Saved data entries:
============

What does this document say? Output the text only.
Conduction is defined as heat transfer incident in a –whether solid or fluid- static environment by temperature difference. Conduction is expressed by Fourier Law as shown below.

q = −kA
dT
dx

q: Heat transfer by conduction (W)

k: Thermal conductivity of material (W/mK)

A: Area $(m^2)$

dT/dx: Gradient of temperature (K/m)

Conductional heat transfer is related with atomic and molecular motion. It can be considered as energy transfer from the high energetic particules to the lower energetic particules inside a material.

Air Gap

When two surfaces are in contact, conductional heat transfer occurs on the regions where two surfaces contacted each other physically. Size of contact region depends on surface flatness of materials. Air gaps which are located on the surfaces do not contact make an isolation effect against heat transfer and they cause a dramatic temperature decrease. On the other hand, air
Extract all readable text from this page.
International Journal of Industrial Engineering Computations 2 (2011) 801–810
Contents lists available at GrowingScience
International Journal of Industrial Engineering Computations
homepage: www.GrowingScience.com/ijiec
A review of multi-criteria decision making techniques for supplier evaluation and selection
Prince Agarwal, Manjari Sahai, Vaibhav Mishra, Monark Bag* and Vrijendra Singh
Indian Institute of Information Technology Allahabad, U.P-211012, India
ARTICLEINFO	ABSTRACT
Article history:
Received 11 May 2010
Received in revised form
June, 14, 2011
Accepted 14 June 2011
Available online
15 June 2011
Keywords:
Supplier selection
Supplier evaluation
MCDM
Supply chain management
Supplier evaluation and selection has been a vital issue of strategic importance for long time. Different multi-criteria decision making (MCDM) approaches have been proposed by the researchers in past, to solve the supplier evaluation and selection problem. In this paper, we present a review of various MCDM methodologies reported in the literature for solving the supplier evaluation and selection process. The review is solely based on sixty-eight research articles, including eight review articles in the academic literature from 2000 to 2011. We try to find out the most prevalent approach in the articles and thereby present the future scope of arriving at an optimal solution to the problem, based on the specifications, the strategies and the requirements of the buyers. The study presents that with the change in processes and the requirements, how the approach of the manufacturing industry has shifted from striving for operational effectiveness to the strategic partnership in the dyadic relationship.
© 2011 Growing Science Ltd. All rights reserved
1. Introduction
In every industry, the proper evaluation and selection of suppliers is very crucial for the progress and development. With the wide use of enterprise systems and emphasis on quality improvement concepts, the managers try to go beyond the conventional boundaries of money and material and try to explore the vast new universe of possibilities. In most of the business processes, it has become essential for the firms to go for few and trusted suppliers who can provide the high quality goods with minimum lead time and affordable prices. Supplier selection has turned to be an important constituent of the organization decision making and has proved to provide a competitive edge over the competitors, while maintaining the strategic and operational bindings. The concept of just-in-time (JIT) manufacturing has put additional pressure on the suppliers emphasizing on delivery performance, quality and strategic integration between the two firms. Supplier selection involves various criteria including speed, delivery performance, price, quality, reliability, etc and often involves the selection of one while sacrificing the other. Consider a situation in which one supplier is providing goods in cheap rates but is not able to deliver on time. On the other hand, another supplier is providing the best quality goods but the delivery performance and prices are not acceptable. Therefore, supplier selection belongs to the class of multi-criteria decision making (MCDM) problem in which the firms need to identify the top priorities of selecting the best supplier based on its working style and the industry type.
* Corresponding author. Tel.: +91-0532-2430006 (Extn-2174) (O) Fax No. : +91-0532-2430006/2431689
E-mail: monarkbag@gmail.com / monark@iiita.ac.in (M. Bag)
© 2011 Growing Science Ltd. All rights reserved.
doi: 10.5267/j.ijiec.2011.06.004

============

▶ [WHAT THE TASK ASKS] Out of the material above, select every line that holds the string "Received".

▶ [ANSWER BELOW]
Received 11 May 2010
Received in revised form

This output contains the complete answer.